Dataset records

>>>

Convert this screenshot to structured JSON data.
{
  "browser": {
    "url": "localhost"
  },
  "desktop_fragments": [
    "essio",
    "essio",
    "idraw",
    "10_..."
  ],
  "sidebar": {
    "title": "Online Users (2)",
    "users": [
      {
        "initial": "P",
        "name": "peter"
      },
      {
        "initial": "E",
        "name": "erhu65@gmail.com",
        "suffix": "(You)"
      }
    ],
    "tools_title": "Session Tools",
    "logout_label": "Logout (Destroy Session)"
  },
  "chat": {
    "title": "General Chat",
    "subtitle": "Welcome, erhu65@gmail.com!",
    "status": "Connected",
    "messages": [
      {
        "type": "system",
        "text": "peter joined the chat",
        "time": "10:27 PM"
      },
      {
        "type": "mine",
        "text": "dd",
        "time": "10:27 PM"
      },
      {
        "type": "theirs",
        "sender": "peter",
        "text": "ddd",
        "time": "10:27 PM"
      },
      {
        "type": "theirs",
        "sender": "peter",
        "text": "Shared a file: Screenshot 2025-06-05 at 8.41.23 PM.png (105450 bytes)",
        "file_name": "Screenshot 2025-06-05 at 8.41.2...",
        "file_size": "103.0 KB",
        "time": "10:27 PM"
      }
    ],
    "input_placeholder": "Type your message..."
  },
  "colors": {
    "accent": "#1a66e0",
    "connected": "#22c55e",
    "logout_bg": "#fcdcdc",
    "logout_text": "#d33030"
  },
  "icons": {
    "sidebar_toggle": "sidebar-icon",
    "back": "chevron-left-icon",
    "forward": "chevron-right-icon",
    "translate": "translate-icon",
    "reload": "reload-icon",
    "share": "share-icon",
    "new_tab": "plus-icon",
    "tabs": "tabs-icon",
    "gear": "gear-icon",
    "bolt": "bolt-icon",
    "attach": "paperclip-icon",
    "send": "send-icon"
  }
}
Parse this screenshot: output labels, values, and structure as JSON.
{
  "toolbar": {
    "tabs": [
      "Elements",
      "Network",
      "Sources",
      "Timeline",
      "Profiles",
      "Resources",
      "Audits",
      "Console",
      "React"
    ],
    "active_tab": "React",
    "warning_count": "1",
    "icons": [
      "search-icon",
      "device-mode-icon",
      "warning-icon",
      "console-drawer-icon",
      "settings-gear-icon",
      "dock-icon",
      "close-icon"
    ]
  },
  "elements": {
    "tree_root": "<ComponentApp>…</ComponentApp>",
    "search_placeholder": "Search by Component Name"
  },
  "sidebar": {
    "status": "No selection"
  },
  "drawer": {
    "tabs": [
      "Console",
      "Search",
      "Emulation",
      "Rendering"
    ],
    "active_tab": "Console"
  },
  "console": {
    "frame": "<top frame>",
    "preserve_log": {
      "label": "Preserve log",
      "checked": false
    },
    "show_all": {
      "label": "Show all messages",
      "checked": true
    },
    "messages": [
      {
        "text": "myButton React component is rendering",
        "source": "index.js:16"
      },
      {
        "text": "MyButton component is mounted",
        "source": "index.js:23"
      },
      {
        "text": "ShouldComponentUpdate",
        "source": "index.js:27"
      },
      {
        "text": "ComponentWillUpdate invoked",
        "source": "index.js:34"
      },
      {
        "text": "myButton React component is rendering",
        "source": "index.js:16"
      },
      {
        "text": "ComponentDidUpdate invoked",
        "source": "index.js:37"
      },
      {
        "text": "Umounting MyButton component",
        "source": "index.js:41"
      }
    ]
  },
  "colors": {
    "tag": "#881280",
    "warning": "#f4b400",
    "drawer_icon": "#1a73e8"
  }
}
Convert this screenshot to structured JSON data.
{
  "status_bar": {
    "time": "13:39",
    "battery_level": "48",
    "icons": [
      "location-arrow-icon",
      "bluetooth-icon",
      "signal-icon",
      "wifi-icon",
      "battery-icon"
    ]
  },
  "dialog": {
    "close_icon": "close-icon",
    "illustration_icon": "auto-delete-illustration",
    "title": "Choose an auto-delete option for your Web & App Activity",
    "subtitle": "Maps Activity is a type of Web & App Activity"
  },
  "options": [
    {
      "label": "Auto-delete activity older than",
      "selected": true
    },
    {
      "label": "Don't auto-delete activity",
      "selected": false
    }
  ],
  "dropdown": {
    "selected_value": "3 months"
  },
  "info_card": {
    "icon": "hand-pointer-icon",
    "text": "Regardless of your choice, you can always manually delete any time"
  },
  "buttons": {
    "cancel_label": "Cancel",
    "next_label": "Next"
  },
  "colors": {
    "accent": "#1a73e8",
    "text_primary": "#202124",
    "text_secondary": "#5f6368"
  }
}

<<<

*Aim of the exercise:* Search the records for the word "Session", then list every line that has it.

*Exercise answer:*
    "tools_title": "Session Tools",
    "logout_label": "Logout (Destroy Session)"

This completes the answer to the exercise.